[Dataset listings of figures]
=====

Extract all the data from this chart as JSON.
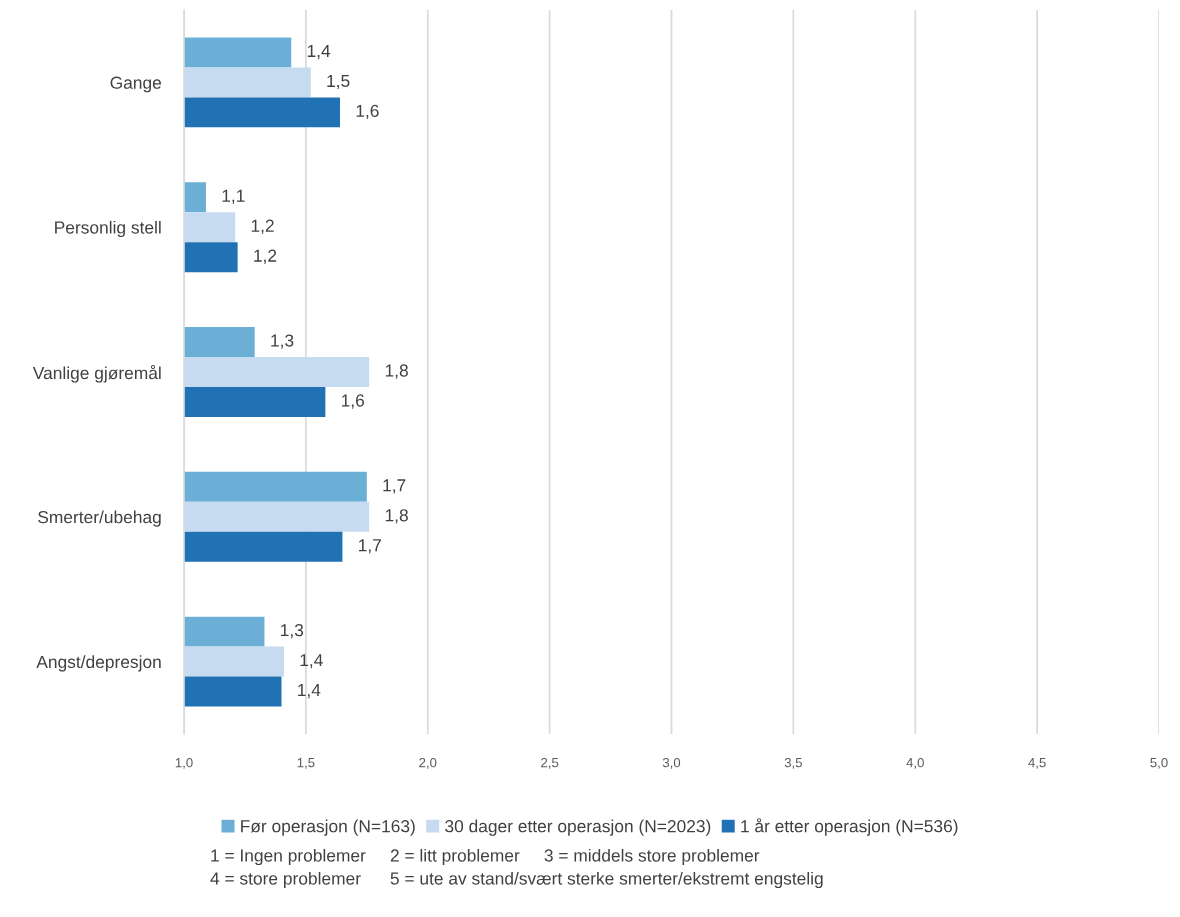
{
  "chart_data": {
    "type": "bar",
    "orientation": "horizontal",
    "categories": [
      "Gange",
      "Personlig stell",
      "Vanlige gjøremål",
      "Smerter/ubehag",
      "Angst/depresjon"
    ],
    "series": [
      {
        "name": "Før operasjon (N=163)",
        "color": "#6baed6",
        "values": [
          1.44,
          1.09,
          1.29,
          1.75,
          1.33
        ],
        "value_labels": [
          "1,4",
          "1,1",
          "1,3",
          "1,7",
          "1,3"
        ]
      },
      {
        "name": "30 dager etter operasjon (N=2023)",
        "color": "#c6dbef",
        "values": [
          1.52,
          1.21,
          1.76,
          1.76,
          1.41
        ],
        "value_labels": [
          "1,5",
          "1,2",
          "1,8",
          "1,8",
          "1,4"
        ]
      },
      {
        "name": "1 år etter operasjon (N=536)",
        "color": "#2171b5",
        "values": [
          1.64,
          1.22,
          1.58,
          1.65,
          1.4
        ],
        "value_labels": [
          "1,6",
          "1,2",
          "1,6",
          "1,7",
          "1,4"
        ]
      }
    ],
    "xlim": [
      1.0,
      5.0
    ],
    "xticks": [
      {
        "value": 1.0,
        "label": "1,0"
      },
      {
        "value": 1.5,
        "label": "1,5"
      },
      {
        "value": 2.0,
        "label": "2,0"
      },
      {
        "value": 2.5,
        "label": "2,5"
      },
      {
        "value": 3.0,
        "label": "3,0"
      },
      {
        "value": 3.5,
        "label": "3,5"
      },
      {
        "value": 4.0,
        "label": "4,0"
      },
      {
        "value": 4.5,
        "label": "4,5"
      },
      {
        "value": 5.0,
        "label": "5,0"
      }
    ],
    "grid": "x",
    "legend": "bottom",
    "annotations": [
      "1 = Ingen problemer     2 = litt problemer     3 = middels store problemer",
      "4 = store problemer      5 = ute av stand/svært sterke smerter/ekstremt engstelig"
    ]
  }
}
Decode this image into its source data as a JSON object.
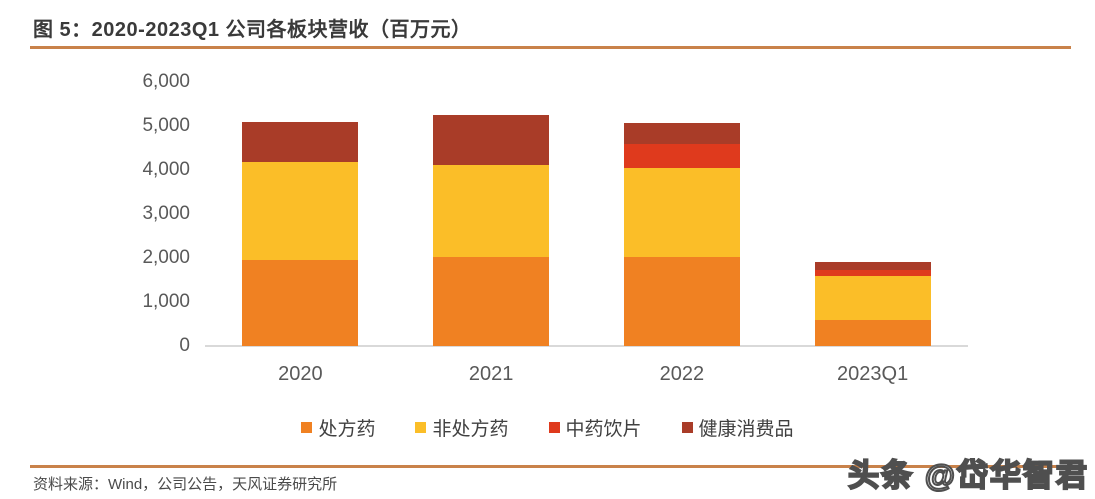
{
  "header": {
    "title": "图 5：2020-2023Q1 公司各板块营收（百万元）"
  },
  "footer": {
    "source": "资料来源：Wind，公司公告，天风证券研究所"
  },
  "watermark": {
    "text": "头条 @岱华智君"
  },
  "colors": {
    "rule": "#c9824a",
    "axis_text": "#595959",
    "baseline": "#d9d9d9",
    "title_text": "#3a3a3a"
  },
  "chart_data": {
    "type": "bar",
    "stacked": true,
    "title": "2020-2023Q1 公司各板块营收（百万元）",
    "xlabel": "",
    "ylabel": "百万元",
    "categories": [
      "2020",
      "2021",
      "2022",
      "2023Q1"
    ],
    "series": [
      {
        "name": "处方药",
        "color": "#f08122",
        "values": [
          1950,
          2020,
          2030,
          600
        ]
      },
      {
        "name": "非处方药",
        "color": "#fbbe28",
        "values": [
          2230,
          2090,
          2020,
          980
        ]
      },
      {
        "name": "中药饮片",
        "color": "#df3a1d",
        "values": [
          0,
          0,
          550,
          150
        ]
      },
      {
        "name": "健康消费品",
        "color": "#a93c28",
        "values": [
          900,
          1150,
          460,
          170
        ]
      }
    ],
    "totals": [
      5080,
      5260,
      5060,
      1900
    ],
    "ylim": [
      0,
      6000
    ],
    "yticks": [
      {
        "value": 0,
        "label": "0"
      },
      {
        "value": 1000,
        "label": "1,000"
      },
      {
        "value": 2000,
        "label": "2,000"
      },
      {
        "value": 3000,
        "label": "3,000"
      },
      {
        "value": 4000,
        "label": "4,000"
      },
      {
        "value": 5000,
        "label": "5,000"
      },
      {
        "value": 6000,
        "label": "6,000"
      }
    ],
    "grid": false,
    "legend_position": "bottom"
  }
}
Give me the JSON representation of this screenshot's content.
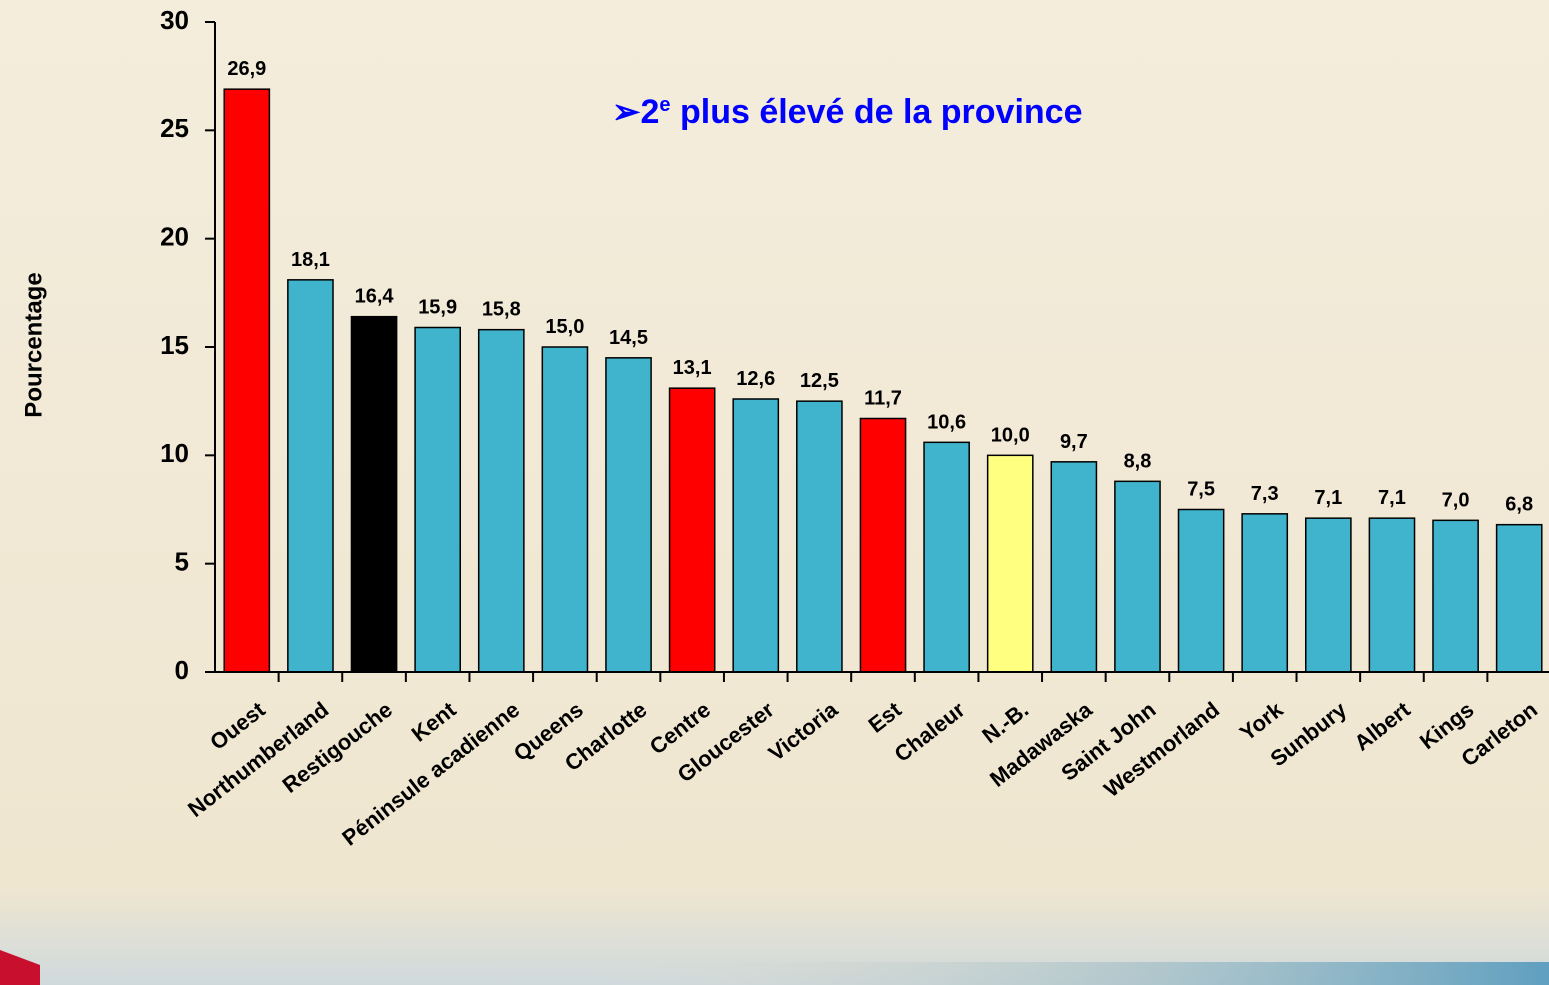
{
  "chart_data": {
    "type": "bar",
    "annotation": [
      "➢2",
      "e",
      " plus élevé de la province"
    ],
    "ylabel": "Pourcentage",
    "categories": [
      "Ouest",
      "Northumberland",
      "Restigouche",
      "Kent",
      "Péninsule acadienne",
      "Queens",
      "Charlotte",
      "Centre",
      "Gloucester",
      "Victoria",
      "Est",
      "Chaleur",
      "N.-B.",
      "Madawaska",
      "Saint John",
      "Westmorland",
      "York",
      "Sunbury",
      "Albert",
      "Kings",
      "Carleton"
    ],
    "values": [
      26.9,
      18.1,
      16.4,
      15.9,
      15.8,
      15.0,
      14.5,
      13.1,
      12.6,
      12.5,
      11.7,
      10.6,
      10.0,
      9.7,
      8.8,
      7.5,
      7.3,
      7.1,
      7.1,
      7.0,
      6.8
    ],
    "value_labels": [
      "26,9",
      "18,1",
      "16,4",
      "15,9",
      "15,8",
      "15,0",
      "14,5",
      "13,1",
      "12,6",
      "12,5",
      "11,7",
      "10,6",
      "10,0",
      "9,7",
      "8,8",
      "7,5",
      "7,3",
      "7,1",
      "7,1",
      "7,0",
      "6,8"
    ],
    "colors": [
      "#ff0000",
      "#40b4cc",
      "#000000",
      "#40b4cc",
      "#40b4cc",
      "#40b4cc",
      "#40b4cc",
      "#ff0000",
      "#40b4cc",
      "#40b4cc",
      "#ff0000",
      "#40b4cc",
      "#ffff80",
      "#40b4cc",
      "#40b4cc",
      "#40b4cc",
      "#40b4cc",
      "#40b4cc",
      "#40b4cc",
      "#40b4cc",
      "#40b4cc"
    ],
    "ylim": [
      0,
      30
    ],
    "yticks": [
      0,
      5,
      10,
      15,
      20,
      25,
      30
    ]
  }
}
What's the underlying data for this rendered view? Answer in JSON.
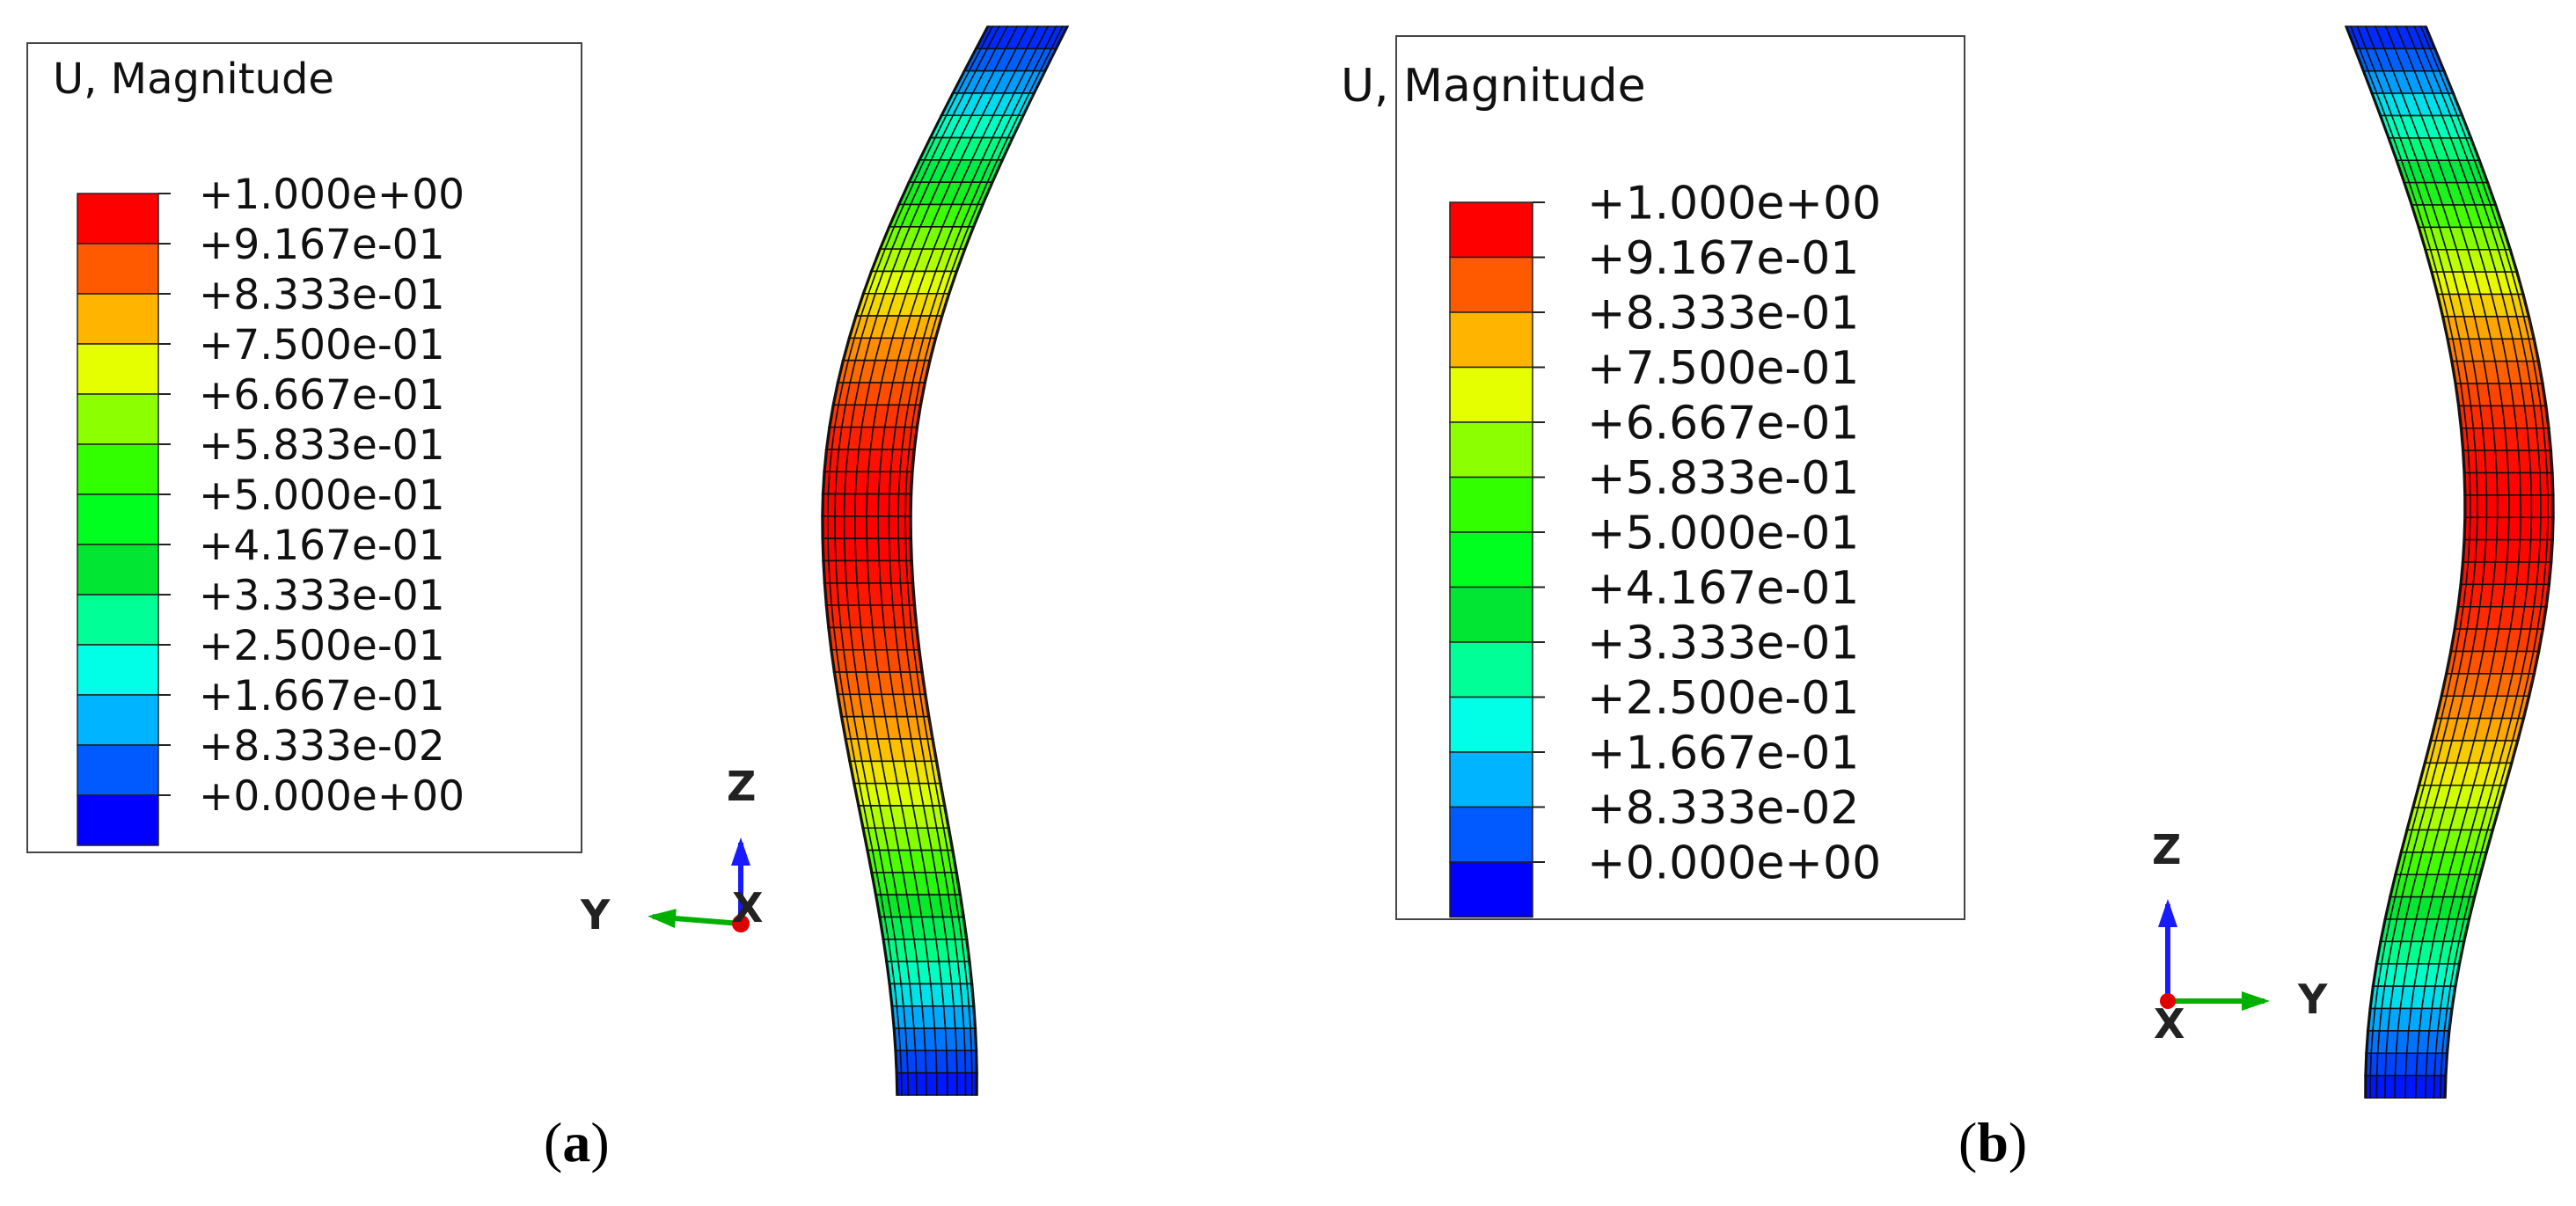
{
  "panels": [
    {
      "id": "a",
      "caption_letter": "a",
      "legend_title": "U, Magnitude",
      "axes_labels": {
        "up": "Z",
        "horizontal": "Y",
        "out": "X"
      },
      "axes_orientation": "Y pointing left"
    },
    {
      "id": "b",
      "caption_letter": "b",
      "legend_title": "U, Magnitude",
      "axes_labels": {
        "up": "Z",
        "horizontal": "Y",
        "out": "X"
      },
      "axes_orientation": "Y pointing right"
    }
  ],
  "legend": {
    "tick_values": [
      "+1.000e+00",
      "+9.167e-01",
      "+8.333e-01",
      "+7.500e-01",
      "+6.667e-01",
      "+5.833e-01",
      "+5.000e-01",
      "+4.167e-01",
      "+3.333e-01",
      "+2.500e-01",
      "+1.667e-01",
      "+8.333e-02",
      "+0.000e+00"
    ],
    "band_colors": [
      "#ff0000",
      "#ff5a00",
      "#ffb400",
      "#e6ff00",
      "#8cff00",
      "#32ff00",
      "#00ff1e",
      "#00e632",
      "#00ff96",
      "#00ffe6",
      "#00b4ff",
      "#005aff",
      "#0000ff"
    ]
  },
  "colors": {
    "axis_z": "#1a1aff",
    "axis_y": "#00b000",
    "axis_x": "#e00000",
    "mesh_line": "#111111"
  }
}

=====

Extract, character for character, every line from the one that holds "What's the underlying" through the end of the entries above. Include both boundary lines and no pictures.

Complete output:
What's the underlying data for this rendered view? Answer in JSON.
{
  "panels": [
    {
      "id": "a",
      "caption_letter": "a",
      "legend_title": "U, Magnitude",
      "axes_labels": {
        "up": "Z",
        "horizontal": "Y",
        "out": "X"
      },
      "axes_orientation": "Y pointing left"
    },
    {
      "id": "b",
      "caption_letter": "b",
      "legend_title": "U, Magnitude",
      "axes_labels": {
        "up": "Z",
        "horizontal": "Y",
        "out": "X"
      },
      "axes_orientation": "Y pointing right"
    }
  ],
  "legend": {
    "tick_values": [
      "+1.000e+00",
      "+9.167e-01",
      "+8.333e-01",
      "+7.500e-01",
      "+6.667e-01",
      "+5.833e-01",
      "+5.000e-01",
      "+4.167e-01",
      "+3.333e-01",
      "+2.500e-01",
      "+1.667e-01",
      "+8.333e-02",
      "+0.000e+00"
    ],
    "band_colors": [
      "#ff0000",
      "#ff5a00",
      "#ffb400",
      "#e6ff00",
      "#8cff00",
      "#32ff00",
      "#00ff1e",
      "#00e632",
      "#00ff96",
      "#00ffe6",
      "#00b4ff",
      "#005aff",
      "#0000ff"
    ]
  },
  "colors": {
    "axis_z": "#1a1aff",
    "axis_y": "#00b000",
    "axis_x": "#e00000",
    "mesh_line": "#111111"
  }
}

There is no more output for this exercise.